** What you are asked to do **
Every line holding the word "title" counts once. Give the total, nothing more.
§ §
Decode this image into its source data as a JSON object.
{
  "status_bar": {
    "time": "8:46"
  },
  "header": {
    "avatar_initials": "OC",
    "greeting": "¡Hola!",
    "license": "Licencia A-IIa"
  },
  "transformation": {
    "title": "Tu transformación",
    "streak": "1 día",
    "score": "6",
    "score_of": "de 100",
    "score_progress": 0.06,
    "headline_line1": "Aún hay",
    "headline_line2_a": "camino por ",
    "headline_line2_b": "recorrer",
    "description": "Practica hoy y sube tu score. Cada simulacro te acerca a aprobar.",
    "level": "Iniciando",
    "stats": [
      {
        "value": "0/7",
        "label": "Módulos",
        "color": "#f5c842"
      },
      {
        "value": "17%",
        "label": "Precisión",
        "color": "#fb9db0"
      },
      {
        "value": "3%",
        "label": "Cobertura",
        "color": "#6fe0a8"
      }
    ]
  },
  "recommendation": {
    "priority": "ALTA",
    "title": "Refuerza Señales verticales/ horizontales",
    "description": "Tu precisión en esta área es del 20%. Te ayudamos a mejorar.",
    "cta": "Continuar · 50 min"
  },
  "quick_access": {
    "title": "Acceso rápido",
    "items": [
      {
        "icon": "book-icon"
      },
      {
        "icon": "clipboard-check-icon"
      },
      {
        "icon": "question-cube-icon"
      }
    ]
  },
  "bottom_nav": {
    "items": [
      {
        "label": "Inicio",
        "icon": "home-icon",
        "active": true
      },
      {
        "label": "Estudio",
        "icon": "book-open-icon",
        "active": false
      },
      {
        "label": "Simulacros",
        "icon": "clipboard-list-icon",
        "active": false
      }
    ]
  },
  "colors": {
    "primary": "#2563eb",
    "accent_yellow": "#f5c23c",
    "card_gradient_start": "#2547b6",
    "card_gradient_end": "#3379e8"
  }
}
§ §
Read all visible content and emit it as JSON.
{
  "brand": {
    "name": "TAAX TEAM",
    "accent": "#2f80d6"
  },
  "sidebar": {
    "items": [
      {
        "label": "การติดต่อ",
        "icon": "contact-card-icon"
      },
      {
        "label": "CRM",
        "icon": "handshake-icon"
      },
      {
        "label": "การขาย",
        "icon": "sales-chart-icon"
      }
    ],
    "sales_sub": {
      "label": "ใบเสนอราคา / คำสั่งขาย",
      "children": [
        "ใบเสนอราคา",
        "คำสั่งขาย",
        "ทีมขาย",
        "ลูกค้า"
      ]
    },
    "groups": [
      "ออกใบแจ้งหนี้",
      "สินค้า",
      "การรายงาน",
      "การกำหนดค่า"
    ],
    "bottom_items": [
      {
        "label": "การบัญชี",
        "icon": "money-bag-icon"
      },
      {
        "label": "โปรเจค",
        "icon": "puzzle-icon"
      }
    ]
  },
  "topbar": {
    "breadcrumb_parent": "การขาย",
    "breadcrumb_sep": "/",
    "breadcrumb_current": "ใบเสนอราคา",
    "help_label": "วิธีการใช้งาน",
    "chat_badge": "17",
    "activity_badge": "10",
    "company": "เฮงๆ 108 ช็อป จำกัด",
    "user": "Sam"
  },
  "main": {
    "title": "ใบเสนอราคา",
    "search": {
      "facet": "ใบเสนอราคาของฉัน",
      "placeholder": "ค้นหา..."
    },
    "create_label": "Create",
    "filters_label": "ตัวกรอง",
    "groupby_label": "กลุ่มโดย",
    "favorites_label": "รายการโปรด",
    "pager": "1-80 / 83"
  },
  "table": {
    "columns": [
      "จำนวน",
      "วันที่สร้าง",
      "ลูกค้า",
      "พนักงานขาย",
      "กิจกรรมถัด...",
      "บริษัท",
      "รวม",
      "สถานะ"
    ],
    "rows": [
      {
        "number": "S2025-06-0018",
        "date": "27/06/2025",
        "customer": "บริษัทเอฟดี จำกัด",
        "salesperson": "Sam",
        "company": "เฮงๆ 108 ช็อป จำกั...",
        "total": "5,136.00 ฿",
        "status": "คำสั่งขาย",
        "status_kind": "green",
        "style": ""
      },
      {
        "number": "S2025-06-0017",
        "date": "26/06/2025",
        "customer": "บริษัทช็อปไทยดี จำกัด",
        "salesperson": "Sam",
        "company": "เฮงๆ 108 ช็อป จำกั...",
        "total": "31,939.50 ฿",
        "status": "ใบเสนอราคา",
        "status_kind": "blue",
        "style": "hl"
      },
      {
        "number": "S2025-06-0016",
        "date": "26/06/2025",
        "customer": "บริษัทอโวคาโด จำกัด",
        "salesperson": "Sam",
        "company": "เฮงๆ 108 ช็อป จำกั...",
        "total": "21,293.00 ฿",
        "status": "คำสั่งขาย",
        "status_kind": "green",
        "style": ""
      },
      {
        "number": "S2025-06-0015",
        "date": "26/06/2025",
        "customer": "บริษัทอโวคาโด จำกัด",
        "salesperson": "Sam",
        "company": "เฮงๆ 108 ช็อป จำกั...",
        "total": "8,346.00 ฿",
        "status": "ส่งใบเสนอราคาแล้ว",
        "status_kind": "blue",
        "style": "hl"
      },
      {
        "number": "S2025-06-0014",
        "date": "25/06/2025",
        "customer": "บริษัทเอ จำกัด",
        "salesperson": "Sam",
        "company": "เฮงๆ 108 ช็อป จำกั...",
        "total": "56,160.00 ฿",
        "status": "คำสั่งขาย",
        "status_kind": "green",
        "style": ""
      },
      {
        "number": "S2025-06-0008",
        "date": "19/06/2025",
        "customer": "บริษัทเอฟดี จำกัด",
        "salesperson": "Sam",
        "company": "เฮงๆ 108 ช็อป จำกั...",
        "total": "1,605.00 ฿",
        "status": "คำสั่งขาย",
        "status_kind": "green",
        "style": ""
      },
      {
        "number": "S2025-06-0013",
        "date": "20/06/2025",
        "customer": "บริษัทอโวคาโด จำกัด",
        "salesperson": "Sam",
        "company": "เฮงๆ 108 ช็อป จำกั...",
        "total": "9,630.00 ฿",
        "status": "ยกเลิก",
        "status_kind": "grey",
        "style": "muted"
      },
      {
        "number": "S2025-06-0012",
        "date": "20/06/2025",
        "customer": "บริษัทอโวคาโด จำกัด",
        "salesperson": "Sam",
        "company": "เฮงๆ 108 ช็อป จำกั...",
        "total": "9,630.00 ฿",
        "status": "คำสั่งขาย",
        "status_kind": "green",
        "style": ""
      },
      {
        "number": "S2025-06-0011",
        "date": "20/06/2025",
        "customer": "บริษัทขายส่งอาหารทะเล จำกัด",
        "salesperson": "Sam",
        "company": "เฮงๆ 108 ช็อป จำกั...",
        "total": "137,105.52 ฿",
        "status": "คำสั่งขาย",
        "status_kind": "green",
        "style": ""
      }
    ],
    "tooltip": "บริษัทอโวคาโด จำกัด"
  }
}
§ §
** Finished task **
4